== WHAT TO PRODUCE ==
Reproduce each of the following entries word for word.
[Start ENTRIES PROVIDED]
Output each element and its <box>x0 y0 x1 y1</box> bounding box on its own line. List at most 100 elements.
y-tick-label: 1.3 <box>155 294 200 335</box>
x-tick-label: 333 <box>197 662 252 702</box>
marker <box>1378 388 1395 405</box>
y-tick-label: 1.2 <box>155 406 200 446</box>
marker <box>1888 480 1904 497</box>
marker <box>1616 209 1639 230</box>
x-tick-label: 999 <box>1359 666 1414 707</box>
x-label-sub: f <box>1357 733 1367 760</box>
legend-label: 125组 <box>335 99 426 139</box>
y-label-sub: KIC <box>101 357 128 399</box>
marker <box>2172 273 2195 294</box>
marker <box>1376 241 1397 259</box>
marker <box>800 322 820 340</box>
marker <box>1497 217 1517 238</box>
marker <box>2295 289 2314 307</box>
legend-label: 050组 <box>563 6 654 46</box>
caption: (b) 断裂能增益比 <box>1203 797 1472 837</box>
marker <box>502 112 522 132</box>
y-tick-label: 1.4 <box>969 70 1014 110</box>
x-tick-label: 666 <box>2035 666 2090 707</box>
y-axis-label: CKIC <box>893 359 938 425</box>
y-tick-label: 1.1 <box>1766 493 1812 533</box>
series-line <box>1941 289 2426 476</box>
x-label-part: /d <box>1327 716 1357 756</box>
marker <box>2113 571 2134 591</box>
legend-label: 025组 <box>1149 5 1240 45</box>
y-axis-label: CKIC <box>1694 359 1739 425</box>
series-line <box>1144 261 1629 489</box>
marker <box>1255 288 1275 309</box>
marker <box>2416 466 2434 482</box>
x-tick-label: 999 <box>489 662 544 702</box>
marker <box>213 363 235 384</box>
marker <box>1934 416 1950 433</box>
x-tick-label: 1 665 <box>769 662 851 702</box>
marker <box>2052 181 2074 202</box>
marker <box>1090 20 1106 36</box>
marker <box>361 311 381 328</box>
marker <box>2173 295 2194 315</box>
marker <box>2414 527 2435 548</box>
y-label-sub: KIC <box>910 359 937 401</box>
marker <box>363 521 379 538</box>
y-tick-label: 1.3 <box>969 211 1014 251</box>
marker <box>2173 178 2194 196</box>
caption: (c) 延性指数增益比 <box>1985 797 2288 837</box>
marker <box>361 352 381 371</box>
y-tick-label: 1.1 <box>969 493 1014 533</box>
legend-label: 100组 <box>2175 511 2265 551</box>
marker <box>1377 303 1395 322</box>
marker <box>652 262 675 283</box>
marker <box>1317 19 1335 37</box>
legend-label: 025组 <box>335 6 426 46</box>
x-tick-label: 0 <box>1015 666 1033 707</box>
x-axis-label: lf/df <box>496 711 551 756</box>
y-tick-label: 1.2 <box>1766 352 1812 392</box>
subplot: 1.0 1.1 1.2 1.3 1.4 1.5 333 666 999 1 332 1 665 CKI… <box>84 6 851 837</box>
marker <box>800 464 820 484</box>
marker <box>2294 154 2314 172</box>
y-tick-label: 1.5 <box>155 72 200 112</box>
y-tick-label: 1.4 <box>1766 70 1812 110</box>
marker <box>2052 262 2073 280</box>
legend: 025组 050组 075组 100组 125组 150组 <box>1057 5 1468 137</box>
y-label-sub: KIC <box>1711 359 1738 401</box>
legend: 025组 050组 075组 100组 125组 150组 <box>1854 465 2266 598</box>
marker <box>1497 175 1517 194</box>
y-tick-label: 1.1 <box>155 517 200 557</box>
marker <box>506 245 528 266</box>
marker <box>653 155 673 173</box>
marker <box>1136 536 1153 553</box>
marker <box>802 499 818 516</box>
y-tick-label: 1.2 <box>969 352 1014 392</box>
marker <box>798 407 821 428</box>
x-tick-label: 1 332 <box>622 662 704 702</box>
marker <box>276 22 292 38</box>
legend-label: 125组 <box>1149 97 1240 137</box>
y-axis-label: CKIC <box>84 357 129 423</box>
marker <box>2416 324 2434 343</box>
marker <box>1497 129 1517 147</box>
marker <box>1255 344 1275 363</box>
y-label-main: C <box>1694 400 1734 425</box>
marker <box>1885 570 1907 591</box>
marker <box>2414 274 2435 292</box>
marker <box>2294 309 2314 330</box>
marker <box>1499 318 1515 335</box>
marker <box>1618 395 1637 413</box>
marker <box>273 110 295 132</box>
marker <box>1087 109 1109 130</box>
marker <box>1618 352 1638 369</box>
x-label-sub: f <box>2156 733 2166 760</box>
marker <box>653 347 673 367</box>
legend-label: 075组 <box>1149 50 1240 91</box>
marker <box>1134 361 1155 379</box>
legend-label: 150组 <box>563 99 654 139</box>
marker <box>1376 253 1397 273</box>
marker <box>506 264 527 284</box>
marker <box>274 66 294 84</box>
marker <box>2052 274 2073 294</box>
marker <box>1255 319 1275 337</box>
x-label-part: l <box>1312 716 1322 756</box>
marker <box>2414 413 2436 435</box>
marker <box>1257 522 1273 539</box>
[End ENTRIES PROVIDED]
== OUTPUT OF THE EXERCISE ==
Output each element and its <box>x0 y0 x1 y1</box> bounding box on its own line. List at most 100 elements.
y-tick-label: 1.3 <box>155 294 200 335</box>
x-tick-label: 333 <box>197 662 252 702</box>
marker <box>1378 388 1395 405</box>
y-tick-label: 1.2 <box>155 406 200 446</box>
marker <box>1888 480 1904 497</box>
marker <box>1616 209 1639 230</box>
x-tick-label: 999 <box>1359 666 1414 707</box>
x-label-sub: f <box>1357 733 1367 760</box>
legend-label: 125组 <box>335 99 426 139</box>
y-label-sub: KIC <box>101 357 128 399</box>
marker <box>2172 273 2195 294</box>
marker <box>1376 241 1397 259</box>
marker <box>800 322 820 340</box>
marker <box>1497 217 1517 238</box>
marker <box>2295 289 2314 307</box>
legend-label: 050组 <box>563 6 654 46</box>
caption: (b) 断裂能增益比 <box>1203 797 1472 837</box>
marker <box>502 112 522 132</box>
y-tick-label: 1.4 <box>969 70 1014 110</box>
x-tick-label: 666 <box>2035 666 2090 707</box>
y-axis-label: CKIC <box>893 359 938 425</box>
y-tick-label: 1.1 <box>1766 493 1812 533</box>
series-line <box>1941 289 2426 476</box>
x-label-part: /d <box>1327 716 1357 756</box>
marker <box>2113 571 2134 591</box>
legend-label: 025组 <box>1149 5 1240 45</box>
y-axis-label: CKIC <box>1694 359 1739 425</box>
series-line <box>1144 261 1629 489</box>
marker <box>1255 288 1275 309</box>
marker <box>2416 466 2434 482</box>
x-tick-label: 999 <box>489 662 544 702</box>
marker <box>213 363 235 384</box>
marker <box>1934 416 1950 433</box>
x-tick-label: 1 665 <box>769 662 851 702</box>
marker <box>2052 181 2074 202</box>
marker <box>1090 20 1106 36</box>
marker <box>361 311 381 328</box>
marker <box>2173 295 2194 315</box>
marker <box>2414 527 2435 548</box>
y-label-sub: KIC <box>910 359 937 401</box>
marker <box>363 521 379 538</box>
y-tick-label: 1.3 <box>969 211 1014 251</box>
marker <box>2173 178 2194 196</box>
caption: (c) 延性指数增益比 <box>1985 797 2288 837</box>
marker <box>361 352 381 371</box>
y-tick-label: 1.1 <box>969 493 1014 533</box>
legend-label: 100组 <box>2175 511 2265 551</box>
marker <box>1377 303 1395 322</box>
marker <box>652 262 675 283</box>
marker <box>1317 19 1335 37</box>
legend-label: 025组 <box>335 6 426 46</box>
x-tick-label: 0 <box>1015 666 1033 707</box>
x-axis-label: lf/df <box>496 711 551 756</box>
y-tick-label: 1.2 <box>1766 352 1812 392</box>
subplot: 1.0 1.1 1.2 1.3 1.4 1.5 333 666 999 1 332 1 665 CKI… <box>84 6 851 837</box>
marker <box>800 464 820 484</box>
marker <box>2294 154 2314 172</box>
y-tick-label: 1.5 <box>155 72 200 112</box>
y-tick-label: 1.4 <box>1766 70 1812 110</box>
marker <box>2052 262 2073 280</box>
legend: 025组 050组 075组 100组 125组 150组 <box>1057 5 1468 137</box>
y-label-sub: KIC <box>1711 359 1738 401</box>
legend: 025组 050组 075组 100组 125组 150组 <box>1854 465 2266 598</box>
marker <box>1497 175 1517 194</box>
y-tick-label: 1.1 <box>155 517 200 557</box>
marker <box>506 245 528 266</box>
marker <box>653 155 673 173</box>
marker <box>1136 536 1153 553</box>
marker <box>802 499 818 516</box>
y-tick-label: 1.2 <box>969 352 1014 392</box>
marker <box>798 407 821 428</box>
x-tick-label: 1 332 <box>622 662 704 702</box>
marker <box>276 22 292 38</box>
legend-label: 125组 <box>1149 97 1240 137</box>
y-axis-label: CKIC <box>84 357 129 423</box>
marker <box>2416 324 2434 343</box>
marker <box>1497 129 1517 147</box>
marker <box>1255 344 1275 363</box>
y-label-main: C <box>1694 400 1734 425</box>
marker <box>1885 570 1907 591</box>
marker <box>2414 274 2435 292</box>
marker <box>2294 309 2314 330</box>
marker <box>1499 318 1515 335</box>
marker <box>1618 395 1637 413</box>
marker <box>273 110 295 132</box>
marker <box>1087 109 1109 130</box>
marker <box>1618 352 1638 369</box>
x-label-sub: f <box>2156 733 2166 760</box>
marker <box>653 347 673 367</box>
legend-label: 075组 <box>1149 50 1240 91</box>
marker <box>1134 361 1155 379</box>
legend-label: 150组 <box>563 99 654 139</box>
marker <box>1376 253 1397 273</box>
marker <box>506 264 527 284</box>
marker <box>274 66 294 84</box>
marker <box>2052 274 2073 294</box>
marker <box>1255 319 1275 337</box>
x-label-part: l <box>1312 716 1322 756</box>
marker <box>2414 413 2436 435</box>
marker <box>1257 522 1273 539</box>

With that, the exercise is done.